**Problem to solve**
Take the entries below and reproduce them word for word.

■ ■ ■ ■

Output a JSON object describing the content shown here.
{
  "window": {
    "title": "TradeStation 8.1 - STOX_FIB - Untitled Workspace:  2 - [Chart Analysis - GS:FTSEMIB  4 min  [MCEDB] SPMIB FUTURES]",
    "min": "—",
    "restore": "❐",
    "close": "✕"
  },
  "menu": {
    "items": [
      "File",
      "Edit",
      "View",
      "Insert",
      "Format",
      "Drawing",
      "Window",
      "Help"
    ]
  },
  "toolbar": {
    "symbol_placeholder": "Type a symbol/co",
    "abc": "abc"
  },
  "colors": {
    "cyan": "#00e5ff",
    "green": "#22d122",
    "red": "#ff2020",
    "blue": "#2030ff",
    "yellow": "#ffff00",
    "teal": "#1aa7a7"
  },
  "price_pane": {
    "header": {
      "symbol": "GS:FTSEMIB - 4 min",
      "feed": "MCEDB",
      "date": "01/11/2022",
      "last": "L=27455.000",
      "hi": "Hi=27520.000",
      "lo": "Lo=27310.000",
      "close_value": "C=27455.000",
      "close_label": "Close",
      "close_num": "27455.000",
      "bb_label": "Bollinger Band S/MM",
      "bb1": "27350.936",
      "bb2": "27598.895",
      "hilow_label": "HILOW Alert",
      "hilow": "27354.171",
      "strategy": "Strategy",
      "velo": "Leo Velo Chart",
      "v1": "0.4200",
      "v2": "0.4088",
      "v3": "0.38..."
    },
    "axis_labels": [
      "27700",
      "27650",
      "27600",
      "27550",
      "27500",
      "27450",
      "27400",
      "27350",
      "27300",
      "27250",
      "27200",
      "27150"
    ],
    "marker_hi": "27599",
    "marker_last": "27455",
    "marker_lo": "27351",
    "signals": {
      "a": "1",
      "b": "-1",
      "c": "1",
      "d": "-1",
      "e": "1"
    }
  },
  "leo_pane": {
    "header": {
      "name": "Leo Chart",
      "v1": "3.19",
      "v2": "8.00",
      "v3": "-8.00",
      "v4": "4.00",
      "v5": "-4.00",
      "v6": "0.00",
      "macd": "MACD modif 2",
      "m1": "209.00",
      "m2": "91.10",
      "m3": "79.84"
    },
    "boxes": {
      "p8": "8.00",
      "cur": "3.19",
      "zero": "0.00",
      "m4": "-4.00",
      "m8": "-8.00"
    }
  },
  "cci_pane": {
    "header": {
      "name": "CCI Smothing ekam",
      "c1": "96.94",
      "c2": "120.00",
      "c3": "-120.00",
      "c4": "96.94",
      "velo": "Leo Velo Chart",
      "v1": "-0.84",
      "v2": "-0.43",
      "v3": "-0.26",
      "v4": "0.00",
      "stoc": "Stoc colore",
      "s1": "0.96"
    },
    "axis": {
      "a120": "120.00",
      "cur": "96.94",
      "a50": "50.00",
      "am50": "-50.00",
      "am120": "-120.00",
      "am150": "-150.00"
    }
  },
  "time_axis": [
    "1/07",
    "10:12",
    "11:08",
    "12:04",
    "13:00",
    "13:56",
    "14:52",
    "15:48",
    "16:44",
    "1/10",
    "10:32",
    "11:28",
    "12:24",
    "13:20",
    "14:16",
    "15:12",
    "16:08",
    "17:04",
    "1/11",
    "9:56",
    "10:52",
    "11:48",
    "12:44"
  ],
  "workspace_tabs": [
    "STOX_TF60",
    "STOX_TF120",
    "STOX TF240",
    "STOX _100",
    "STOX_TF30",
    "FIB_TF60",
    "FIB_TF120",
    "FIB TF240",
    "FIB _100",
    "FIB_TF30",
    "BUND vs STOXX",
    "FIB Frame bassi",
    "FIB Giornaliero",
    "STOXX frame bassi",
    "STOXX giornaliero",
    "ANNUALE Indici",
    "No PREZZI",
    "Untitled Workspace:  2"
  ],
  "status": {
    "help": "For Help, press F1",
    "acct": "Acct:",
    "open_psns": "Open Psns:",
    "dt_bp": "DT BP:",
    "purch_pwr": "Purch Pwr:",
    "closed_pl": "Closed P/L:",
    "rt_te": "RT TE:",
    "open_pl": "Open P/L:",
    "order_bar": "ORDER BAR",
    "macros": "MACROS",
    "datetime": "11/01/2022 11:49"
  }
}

■ ■ ■ ■

**Output of the exercise**
Output a JSON object describing the content shown here.
{
  "window": {
    "title": "TradeStation 8.1 - STOX_FIB - Untitled Workspace:  2 - [Chart Analysis - GS:FTSEMIB  4 min  [MCEDB] SPMIB FUTURES]",
    "min": "—",
    "restore": "❐",
    "close": "✕"
  },
  "menu": {
    "items": [
      "File",
      "Edit",
      "View",
      "Insert",
      "Format",
      "Drawing",
      "Window",
      "Help"
    ]
  },
  "toolbar": {
    "symbol_placeholder": "Type a symbol/co",
    "abc": "abc"
  },
  "colors": {
    "cyan": "#00e5ff",
    "green": "#22d122",
    "red": "#ff2020",
    "blue": "#2030ff",
    "yellow": "#ffff00",
    "teal": "#1aa7a7"
  },
  "price_pane": {
    "header": {
      "symbol": "GS:FTSEMIB - 4 min",
      "feed": "MCEDB",
      "date": "01/11/2022",
      "last": "L=27455.000",
      "hi": "Hi=27520.000",
      "lo": "Lo=27310.000",
      "close_value": "C=27455.000",
      "close_label": "Close",
      "close_num": "27455.000",
      "bb_label": "Bollinger Band S/MM",
      "bb1": "27350.936",
      "bb2": "27598.895",
      "hilow_label": "HILOW Alert",
      "hilow": "27354.171",
      "strategy": "Strategy",
      "velo": "Leo Velo Chart",
      "v1": "0.4200",
      "v2": "0.4088",
      "v3": "0.38..."
    },
    "axis_labels": [
      "27700",
      "27650",
      "27600",
      "27550",
      "27500",
      "27450",
      "27400",
      "27350",
      "27300",
      "27250",
      "27200",
      "27150"
    ],
    "marker_hi": "27599",
    "marker_last": "27455",
    "marker_lo": "27351",
    "signals": {
      "a": "1",
      "b": "-1",
      "c": "1",
      "d": "-1",
      "e": "1"
    }
  },
  "leo_pane": {
    "header": {
      "name": "Leo Chart",
      "v1": "3.19",
      "v2": "8.00",
      "v3": "-8.00",
      "v4": "4.00",
      "v5": "-4.00",
      "v6": "0.00",
      "macd": "MACD modif 2",
      "m1": "209.00",
      "m2": "91.10",
      "m3": "79.84"
    },
    "boxes": {
      "p8": "8.00",
      "cur": "3.19",
      "zero": "0.00",
      "m4": "-4.00",
      "m8": "-8.00"
    }
  },
  "cci_pane": {
    "header": {
      "name": "CCI Smothing ekam",
      "c1": "96.94",
      "c2": "120.00",
      "c3": "-120.00",
      "c4": "96.94",
      "velo": "Leo Velo Chart",
      "v1": "-0.84",
      "v2": "-0.43",
      "v3": "-0.26",
      "v4": "0.00",
      "stoc": "Stoc colore",
      "s1": "0.96"
    },
    "axis": {
      "a120": "120.00",
      "cur": "96.94",
      "a50": "50.00",
      "am50": "-50.00",
      "am120": "-120.00",
      "am150": "-150.00"
    }
  },
  "time_axis": [
    "1/07",
    "10:12",
    "11:08",
    "12:04",
    "13:00",
    "13:56",
    "14:52",
    "15:48",
    "16:44",
    "1/10",
    "10:32",
    "11:28",
    "12:24",
    "13:20",
    "14:16",
    "15:12",
    "16:08",
    "17:04",
    "1/11",
    "9:56",
    "10:52",
    "11:48",
    "12:44"
  ],
  "workspace_tabs": [
    "STOX_TF60",
    "STOX_TF120",
    "STOX TF240",
    "STOX _100",
    "STOX_TF30",
    "FIB_TF60",
    "FIB_TF120",
    "FIB TF240",
    "FIB _100",
    "FIB_TF30",
    "BUND vs STOXX",
    "FIB Frame bassi",
    "FIB Giornaliero",
    "STOXX frame bassi",
    "STOXX giornaliero",
    "ANNUALE Indici",
    "No PREZZI",
    "Untitled Workspace:  2"
  ],
  "status": {
    "help": "For Help, press F1",
    "acct": "Acct:",
    "open_psns": "Open Psns:",
    "dt_bp": "DT BP:",
    "purch_pwr": "Purch Pwr:",
    "closed_pl": "Closed P/L:",
    "rt_te": "RT TE:",
    "open_pl": "Open P/L:",
    "order_bar": "ORDER BAR",
    "macros": "MACROS",
    "datetime": "11/01/2022 11:49"
  }
}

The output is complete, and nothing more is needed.